### TASK PROMPT:
For the records below, say how many lines contain the string "icon". Give the number only.
○ ○ ○ ○ ○
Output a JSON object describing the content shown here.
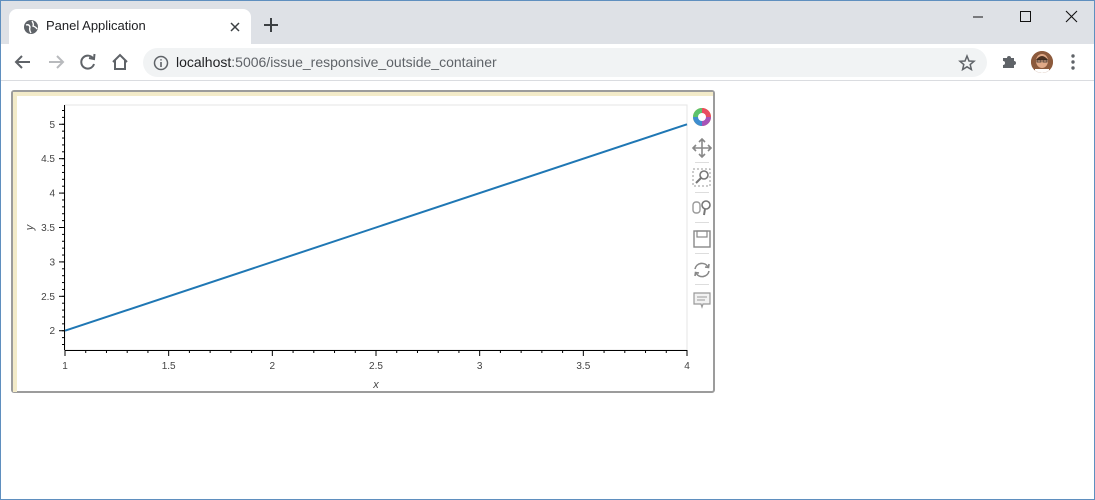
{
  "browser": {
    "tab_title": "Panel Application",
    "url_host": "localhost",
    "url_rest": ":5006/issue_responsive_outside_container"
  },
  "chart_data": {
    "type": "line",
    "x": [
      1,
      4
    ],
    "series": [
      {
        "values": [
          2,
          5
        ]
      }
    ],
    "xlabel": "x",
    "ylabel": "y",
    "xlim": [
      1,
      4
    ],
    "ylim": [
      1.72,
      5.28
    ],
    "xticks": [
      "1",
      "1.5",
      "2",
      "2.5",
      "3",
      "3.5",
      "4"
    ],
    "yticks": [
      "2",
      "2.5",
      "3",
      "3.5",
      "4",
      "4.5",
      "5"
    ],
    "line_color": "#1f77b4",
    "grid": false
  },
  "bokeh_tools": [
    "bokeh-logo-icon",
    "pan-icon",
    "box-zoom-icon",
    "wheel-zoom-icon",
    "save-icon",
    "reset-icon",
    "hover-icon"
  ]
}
○ ○ ○ ○ ○
### SOLUTION TO THE PROBLEM:
7